• INSTRUCTION: Omit the images. Copy each entry word for word.
----
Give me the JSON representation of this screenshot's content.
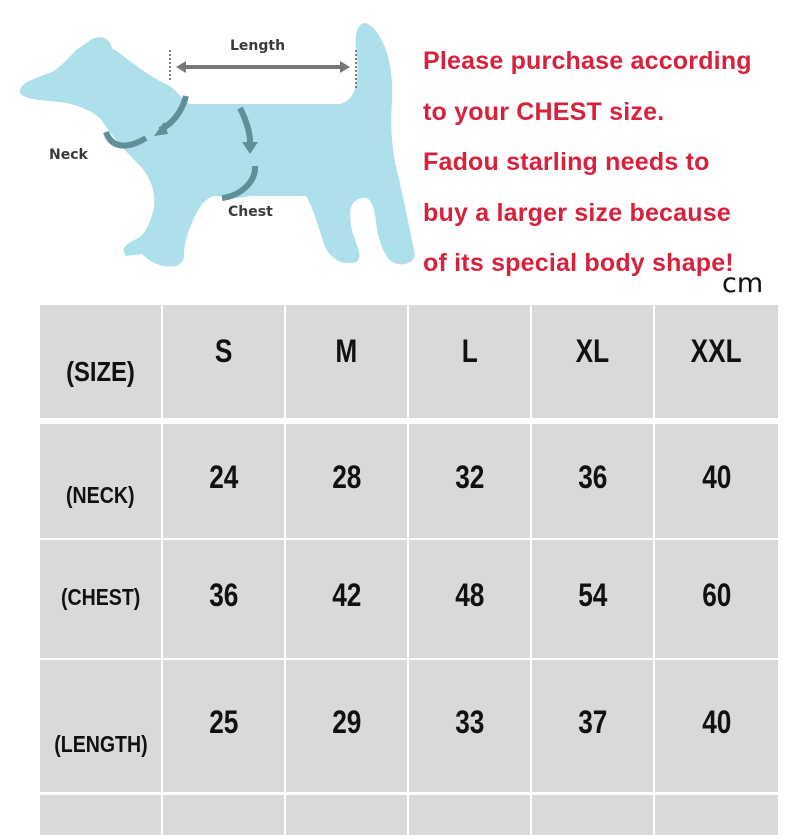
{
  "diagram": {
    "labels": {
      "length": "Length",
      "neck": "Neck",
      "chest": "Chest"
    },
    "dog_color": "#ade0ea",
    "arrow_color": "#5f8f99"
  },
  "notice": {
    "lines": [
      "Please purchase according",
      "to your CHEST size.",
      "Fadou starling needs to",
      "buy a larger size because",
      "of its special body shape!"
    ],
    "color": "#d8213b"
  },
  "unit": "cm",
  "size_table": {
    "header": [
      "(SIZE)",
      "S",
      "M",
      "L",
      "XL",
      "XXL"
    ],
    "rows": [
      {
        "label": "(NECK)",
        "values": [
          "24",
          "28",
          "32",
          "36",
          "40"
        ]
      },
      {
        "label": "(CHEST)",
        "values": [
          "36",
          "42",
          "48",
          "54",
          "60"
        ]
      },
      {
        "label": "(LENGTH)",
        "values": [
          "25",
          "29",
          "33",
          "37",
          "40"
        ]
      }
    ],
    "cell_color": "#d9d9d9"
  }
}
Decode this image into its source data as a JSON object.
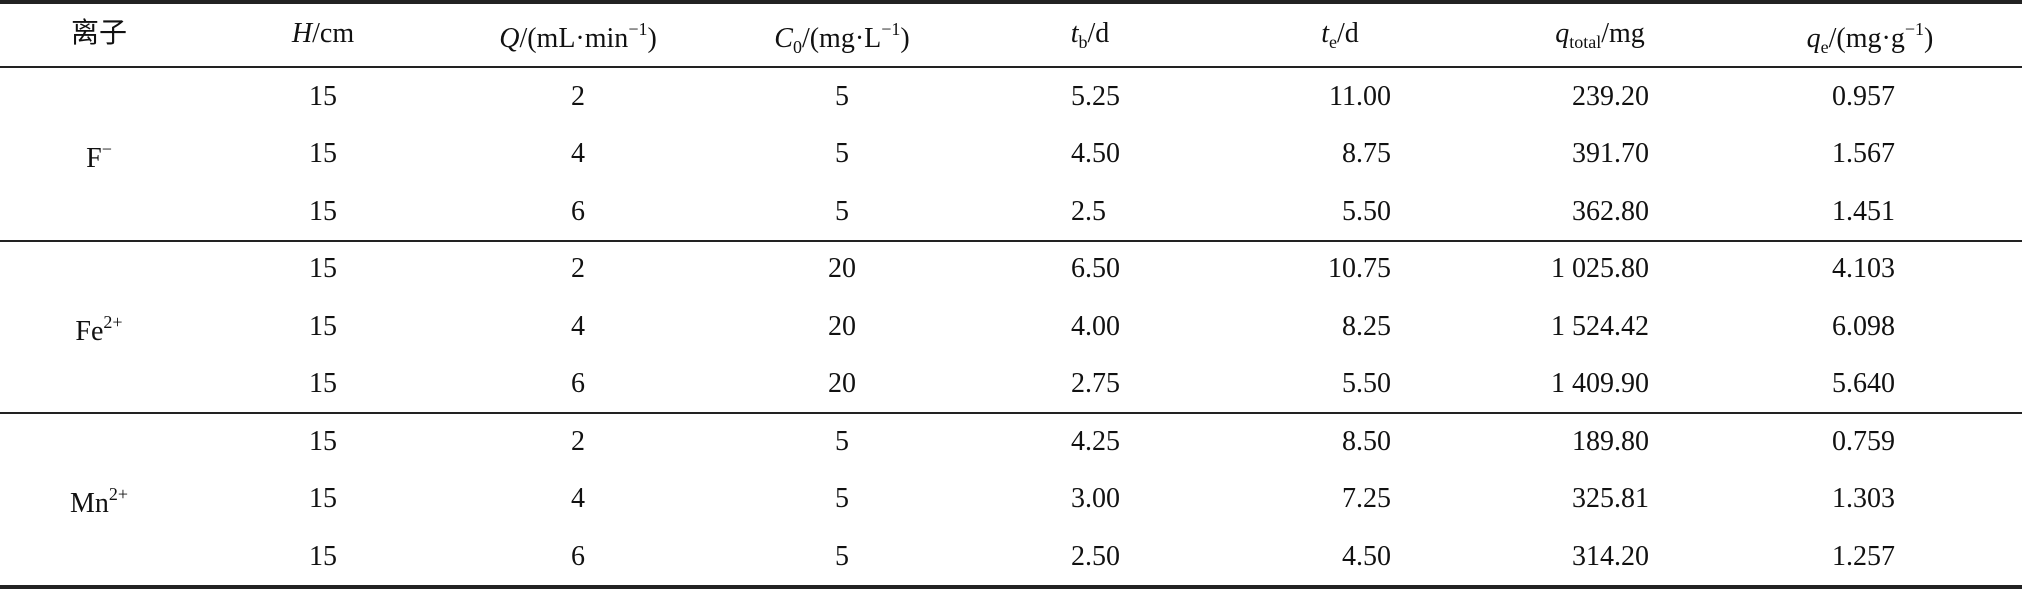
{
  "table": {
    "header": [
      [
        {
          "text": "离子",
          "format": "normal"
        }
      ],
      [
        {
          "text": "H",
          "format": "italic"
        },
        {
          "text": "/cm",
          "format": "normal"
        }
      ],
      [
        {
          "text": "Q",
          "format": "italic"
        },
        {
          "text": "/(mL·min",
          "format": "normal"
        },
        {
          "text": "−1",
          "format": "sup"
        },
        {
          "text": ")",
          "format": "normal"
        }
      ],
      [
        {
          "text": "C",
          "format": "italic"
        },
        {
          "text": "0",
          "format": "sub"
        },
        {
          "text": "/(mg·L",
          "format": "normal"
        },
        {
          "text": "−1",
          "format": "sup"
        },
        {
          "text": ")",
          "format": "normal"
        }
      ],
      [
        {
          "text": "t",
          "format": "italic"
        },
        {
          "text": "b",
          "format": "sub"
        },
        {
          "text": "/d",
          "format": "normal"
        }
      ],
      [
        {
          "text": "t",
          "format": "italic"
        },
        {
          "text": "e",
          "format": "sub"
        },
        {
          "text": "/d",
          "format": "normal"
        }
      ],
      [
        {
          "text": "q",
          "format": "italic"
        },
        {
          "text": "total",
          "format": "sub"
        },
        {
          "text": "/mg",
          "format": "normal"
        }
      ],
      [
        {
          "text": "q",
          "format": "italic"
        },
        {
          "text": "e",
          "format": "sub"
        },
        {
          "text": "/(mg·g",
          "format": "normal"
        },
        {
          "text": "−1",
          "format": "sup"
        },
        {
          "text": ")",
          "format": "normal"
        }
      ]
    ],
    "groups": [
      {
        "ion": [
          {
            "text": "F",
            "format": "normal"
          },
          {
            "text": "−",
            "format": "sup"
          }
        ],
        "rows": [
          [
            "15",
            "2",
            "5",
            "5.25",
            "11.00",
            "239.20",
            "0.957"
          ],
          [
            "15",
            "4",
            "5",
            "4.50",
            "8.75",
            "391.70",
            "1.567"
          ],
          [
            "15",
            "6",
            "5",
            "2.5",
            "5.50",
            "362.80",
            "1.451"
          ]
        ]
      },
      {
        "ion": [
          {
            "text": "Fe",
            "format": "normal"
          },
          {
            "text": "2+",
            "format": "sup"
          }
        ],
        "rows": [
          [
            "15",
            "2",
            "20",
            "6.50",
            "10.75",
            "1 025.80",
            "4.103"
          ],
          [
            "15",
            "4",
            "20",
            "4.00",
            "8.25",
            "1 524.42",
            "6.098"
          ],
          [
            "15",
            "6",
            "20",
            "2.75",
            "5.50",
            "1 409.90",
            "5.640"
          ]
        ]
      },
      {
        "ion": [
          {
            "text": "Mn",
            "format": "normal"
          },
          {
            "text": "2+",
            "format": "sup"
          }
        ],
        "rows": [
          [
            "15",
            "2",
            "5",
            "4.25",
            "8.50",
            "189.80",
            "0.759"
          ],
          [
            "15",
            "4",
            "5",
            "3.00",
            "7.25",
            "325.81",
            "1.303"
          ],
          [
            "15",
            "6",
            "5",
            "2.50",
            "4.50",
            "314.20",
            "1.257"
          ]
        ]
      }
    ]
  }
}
----
• SOLUTION FOR THIS TASK:
Give me the JSON representation of this screenshot's content.
{
  "diagram": {
    "labels": {
      "length": "Length",
      "neck": "Neck",
      "chest": "Chest"
    },
    "dog_color": "#ade0ea",
    "arrow_color": "#5f8f99"
  },
  "notice": {
    "lines": [
      "Please purchase according",
      "to your CHEST size.",
      "Fadou starling needs to",
      "buy a larger size because",
      "of its special body shape!"
    ],
    "color": "#d8213b"
  },
  "unit": "cm",
  "size_table": {
    "header": [
      "(SIZE)",
      "S",
      "M",
      "L",
      "XL",
      "XXL"
    ],
    "rows": [
      {
        "label": "(NECK)",
        "values": [
          "24",
          "28",
          "32",
          "36",
          "40"
        ]
      },
      {
        "label": "(CHEST)",
        "values": [
          "36",
          "42",
          "48",
          "54",
          "60"
        ]
      },
      {
        "label": "(LENGTH)",
        "values": [
          "25",
          "29",
          "33",
          "37",
          "40"
        ]
      }
    ],
    "cell_color": "#d9d9d9"
  }
}
Decode this image into its source data as a JSON object.
{
  "table": {
    "header": [
      [
        {
          "text": "离子",
          "format": "normal"
        }
      ],
      [
        {
          "text": "H",
          "format": "italic"
        },
        {
          "text": "/cm",
          "format": "normal"
        }
      ],
      [
        {
          "text": "Q",
          "format": "italic"
        },
        {
          "text": "/(mL·min",
          "format": "normal"
        },
        {
          "text": "−1",
          "format": "sup"
        },
        {
          "text": ")",
          "format": "normal"
        }
      ],
      [
        {
          "text": "C",
          "format": "italic"
        },
        {
          "text": "0",
          "format": "sub"
        },
        {
          "text": "/(mg·L",
          "format": "normal"
        },
        {
          "text": "−1",
          "format": "sup"
        },
        {
          "text": ")",
          "format": "normal"
        }
      ],
      [
        {
          "text": "t",
          "format": "italic"
        },
        {
          "text": "b",
          "format": "sub"
        },
        {
          "text": "/d",
          "format": "normal"
        }
      ],
      [
        {
          "text": "t",
          "format": "italic"
        },
        {
          "text": "e",
          "format": "sub"
        },
        {
          "text": "/d",
          "format": "normal"
        }
      ],
      [
        {
          "text": "q",
          "format": "italic"
        },
        {
          "text": "total",
          "format": "sub"
        },
        {
          "text": "/mg",
          "format": "normal"
        }
      ],
      [
        {
          "text": "q",
          "format": "italic"
        },
        {
          "text": "e",
          "format": "sub"
        },
        {
          "text": "/(mg·g",
          "format": "normal"
        },
        {
          "text": "−1",
          "format": "sup"
        },
        {
          "text": ")",
          "format": "normal"
        }
      ]
    ],
    "groups": [
      {
        "ion": [
          {
            "text": "F",
            "format": "normal"
          },
          {
            "text": "−",
            "format": "sup"
          }
        ],
        "rows": [
          [
            "15",
            "2",
            "5",
            "5.25",
            "11.00",
            "239.20",
            "0.957"
          ],
          [
            "15",
            "4",
            "5",
            "4.50",
            "8.75",
            "391.70",
            "1.567"
          ],
          [
            "15",
            "6",
            "5",
            "2.5",
            "5.50",
            "362.80",
            "1.451"
          ]
        ]
      },
      {
        "ion": [
          {
            "text": "Fe",
            "format": "normal"
          },
          {
            "text": "2+",
            "format": "sup"
          }
        ],
        "rows": [
          [
            "15",
            "2",
            "20",
            "6.50",
            "10.75",
            "1 025.80",
            "4.103"
          ],
          [
            "15",
            "4",
            "20",
            "4.00",
            "8.25",
            "1 524.42",
            "6.098"
          ],
          [
            "15",
            "6",
            "20",
            "2.75",
            "5.50",
            "1 409.90",
            "5.640"
          ]
        ]
      },
      {
        "ion": [
          {
            "text": "Mn",
            "format": "normal"
          },
          {
            "text": "2+",
            "format": "sup"
          }
        ],
        "rows": [
          [
            "15",
            "2",
            "5",
            "4.25",
            "8.50",
            "189.80",
            "0.759"
          ],
          [
            "15",
            "4",
            "5",
            "3.00",
            "7.25",
            "325.81",
            "1.303"
          ],
          [
            "15",
            "6",
            "5",
            "2.50",
            "4.50",
            "314.20",
            "1.257"
          ]
        ]
      }
    ]
  }
}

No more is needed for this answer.